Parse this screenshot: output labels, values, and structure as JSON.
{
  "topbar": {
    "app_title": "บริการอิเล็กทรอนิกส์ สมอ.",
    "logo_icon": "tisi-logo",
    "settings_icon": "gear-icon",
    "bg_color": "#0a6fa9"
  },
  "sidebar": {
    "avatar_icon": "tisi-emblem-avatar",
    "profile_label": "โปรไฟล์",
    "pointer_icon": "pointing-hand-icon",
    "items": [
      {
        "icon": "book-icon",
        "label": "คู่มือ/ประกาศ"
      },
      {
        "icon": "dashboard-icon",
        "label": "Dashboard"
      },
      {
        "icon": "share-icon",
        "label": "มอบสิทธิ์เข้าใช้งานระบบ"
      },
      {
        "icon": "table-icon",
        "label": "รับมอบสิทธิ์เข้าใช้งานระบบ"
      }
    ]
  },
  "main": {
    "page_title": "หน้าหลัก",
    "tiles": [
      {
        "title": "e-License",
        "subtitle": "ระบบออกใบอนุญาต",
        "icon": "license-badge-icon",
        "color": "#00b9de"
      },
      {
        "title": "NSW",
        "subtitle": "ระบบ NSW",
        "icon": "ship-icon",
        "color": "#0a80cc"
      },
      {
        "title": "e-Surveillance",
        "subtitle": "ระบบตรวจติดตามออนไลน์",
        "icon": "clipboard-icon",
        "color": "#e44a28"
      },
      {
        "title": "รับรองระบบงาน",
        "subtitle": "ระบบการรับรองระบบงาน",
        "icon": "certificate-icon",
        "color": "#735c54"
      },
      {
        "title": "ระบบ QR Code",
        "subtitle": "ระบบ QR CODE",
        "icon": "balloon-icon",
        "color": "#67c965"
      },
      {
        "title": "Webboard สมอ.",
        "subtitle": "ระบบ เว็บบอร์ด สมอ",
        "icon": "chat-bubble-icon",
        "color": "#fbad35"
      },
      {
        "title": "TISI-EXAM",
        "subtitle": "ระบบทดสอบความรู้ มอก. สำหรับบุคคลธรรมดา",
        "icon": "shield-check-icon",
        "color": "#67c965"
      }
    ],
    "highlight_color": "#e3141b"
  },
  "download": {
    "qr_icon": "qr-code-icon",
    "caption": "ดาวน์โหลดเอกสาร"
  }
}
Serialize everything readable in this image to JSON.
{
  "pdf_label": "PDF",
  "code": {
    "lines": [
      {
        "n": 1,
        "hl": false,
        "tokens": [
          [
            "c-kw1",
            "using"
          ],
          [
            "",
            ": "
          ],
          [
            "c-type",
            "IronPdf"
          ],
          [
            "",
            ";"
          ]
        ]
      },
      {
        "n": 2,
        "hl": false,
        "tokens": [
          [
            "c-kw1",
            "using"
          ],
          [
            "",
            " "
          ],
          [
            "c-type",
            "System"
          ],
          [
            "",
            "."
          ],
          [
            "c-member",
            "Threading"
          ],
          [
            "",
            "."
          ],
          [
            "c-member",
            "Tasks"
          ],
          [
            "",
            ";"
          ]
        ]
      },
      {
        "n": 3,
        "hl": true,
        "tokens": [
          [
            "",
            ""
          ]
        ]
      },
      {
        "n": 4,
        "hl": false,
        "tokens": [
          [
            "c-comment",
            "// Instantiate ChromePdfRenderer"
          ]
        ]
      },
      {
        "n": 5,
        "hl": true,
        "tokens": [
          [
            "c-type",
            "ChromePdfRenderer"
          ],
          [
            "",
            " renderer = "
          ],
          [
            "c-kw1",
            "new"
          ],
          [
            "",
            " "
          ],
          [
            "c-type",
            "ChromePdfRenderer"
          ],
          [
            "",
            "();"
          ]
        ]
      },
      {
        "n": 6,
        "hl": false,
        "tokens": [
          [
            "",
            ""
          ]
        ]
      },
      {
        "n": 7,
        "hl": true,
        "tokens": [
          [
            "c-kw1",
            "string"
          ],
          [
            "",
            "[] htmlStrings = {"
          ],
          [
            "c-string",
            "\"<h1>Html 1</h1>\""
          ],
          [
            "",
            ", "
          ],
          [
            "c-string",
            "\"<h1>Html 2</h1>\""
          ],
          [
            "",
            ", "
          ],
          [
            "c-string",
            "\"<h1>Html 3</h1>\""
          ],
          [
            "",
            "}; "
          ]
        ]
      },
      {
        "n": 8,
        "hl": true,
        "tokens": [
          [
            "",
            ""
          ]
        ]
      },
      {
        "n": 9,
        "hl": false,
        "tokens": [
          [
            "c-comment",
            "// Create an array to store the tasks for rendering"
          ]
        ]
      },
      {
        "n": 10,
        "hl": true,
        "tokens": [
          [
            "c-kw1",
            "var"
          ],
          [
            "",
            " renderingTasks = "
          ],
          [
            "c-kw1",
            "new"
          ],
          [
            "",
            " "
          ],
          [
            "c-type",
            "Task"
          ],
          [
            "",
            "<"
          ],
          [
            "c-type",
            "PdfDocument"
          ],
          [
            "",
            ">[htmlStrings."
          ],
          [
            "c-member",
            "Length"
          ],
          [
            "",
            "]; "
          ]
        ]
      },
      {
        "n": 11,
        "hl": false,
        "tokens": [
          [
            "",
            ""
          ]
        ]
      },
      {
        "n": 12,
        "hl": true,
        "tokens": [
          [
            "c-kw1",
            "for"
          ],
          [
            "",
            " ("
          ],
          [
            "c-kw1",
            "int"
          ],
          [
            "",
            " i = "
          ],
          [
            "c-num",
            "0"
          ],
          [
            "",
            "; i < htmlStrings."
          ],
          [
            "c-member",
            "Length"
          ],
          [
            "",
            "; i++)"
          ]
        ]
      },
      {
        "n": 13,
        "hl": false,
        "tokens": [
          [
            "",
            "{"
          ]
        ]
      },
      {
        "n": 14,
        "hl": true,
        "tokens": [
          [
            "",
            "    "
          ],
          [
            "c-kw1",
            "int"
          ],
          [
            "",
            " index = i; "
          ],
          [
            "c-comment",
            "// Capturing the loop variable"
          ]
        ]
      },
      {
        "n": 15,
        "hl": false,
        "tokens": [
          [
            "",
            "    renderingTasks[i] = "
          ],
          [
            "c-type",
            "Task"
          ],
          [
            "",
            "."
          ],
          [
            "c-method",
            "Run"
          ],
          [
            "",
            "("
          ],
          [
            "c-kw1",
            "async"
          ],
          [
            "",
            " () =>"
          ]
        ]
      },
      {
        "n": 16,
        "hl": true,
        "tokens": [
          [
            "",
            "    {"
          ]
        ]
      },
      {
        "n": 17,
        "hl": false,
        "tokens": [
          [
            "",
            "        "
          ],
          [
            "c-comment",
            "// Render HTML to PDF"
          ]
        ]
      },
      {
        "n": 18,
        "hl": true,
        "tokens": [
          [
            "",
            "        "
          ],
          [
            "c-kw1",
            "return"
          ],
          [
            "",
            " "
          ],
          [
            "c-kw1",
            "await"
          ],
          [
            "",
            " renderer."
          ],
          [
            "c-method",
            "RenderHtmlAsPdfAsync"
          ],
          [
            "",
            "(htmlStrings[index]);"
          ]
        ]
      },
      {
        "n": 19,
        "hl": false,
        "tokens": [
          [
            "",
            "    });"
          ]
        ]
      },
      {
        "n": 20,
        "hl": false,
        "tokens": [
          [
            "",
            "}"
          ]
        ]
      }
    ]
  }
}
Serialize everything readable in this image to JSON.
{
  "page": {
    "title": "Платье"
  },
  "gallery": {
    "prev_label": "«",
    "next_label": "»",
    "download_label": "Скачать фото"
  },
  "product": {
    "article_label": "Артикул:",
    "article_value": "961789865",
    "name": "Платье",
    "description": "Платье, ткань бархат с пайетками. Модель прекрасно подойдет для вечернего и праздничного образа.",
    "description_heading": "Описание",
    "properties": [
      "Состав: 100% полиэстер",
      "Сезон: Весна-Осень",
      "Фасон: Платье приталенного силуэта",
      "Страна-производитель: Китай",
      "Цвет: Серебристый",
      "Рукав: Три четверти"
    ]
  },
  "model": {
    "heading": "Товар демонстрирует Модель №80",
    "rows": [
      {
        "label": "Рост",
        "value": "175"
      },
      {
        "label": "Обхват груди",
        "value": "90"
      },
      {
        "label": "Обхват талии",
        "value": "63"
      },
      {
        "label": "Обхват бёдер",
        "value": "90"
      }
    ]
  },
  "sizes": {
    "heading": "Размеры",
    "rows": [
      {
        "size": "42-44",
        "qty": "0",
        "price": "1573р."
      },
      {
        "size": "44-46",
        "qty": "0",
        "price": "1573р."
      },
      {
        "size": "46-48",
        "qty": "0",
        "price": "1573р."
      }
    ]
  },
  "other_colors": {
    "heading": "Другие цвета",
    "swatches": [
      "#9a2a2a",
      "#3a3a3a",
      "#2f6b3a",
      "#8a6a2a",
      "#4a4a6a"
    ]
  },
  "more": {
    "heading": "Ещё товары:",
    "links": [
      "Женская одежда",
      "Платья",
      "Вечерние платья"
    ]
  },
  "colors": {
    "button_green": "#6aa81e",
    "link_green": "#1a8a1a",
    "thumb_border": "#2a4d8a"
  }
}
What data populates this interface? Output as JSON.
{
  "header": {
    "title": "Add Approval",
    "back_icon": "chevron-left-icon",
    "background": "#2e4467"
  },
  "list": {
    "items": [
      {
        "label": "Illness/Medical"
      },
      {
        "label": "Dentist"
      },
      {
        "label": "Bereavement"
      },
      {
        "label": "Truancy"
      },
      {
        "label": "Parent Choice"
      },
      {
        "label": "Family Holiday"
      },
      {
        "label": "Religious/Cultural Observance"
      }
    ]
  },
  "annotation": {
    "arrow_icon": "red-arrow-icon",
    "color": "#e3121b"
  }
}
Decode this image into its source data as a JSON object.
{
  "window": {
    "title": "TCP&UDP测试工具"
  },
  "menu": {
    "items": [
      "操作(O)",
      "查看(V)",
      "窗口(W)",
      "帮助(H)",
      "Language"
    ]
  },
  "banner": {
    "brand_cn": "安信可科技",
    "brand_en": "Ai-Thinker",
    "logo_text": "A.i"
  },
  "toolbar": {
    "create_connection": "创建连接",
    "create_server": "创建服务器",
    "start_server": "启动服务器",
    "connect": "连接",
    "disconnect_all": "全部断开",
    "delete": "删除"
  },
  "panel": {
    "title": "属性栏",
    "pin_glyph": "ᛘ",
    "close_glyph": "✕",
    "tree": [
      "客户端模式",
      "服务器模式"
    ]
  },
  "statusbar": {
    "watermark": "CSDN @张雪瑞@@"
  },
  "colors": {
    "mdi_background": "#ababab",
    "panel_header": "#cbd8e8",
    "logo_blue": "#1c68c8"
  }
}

AIM OF THE TASK →
Collect from the data above every line that includes "Модель".

OUTPUT →
    "description": "Платье, ткань бархат с пайетками. Модель прекрасно подойдет для вечернего и праздничного образа.",
    "heading": "Товар демонстрирует Модель №80",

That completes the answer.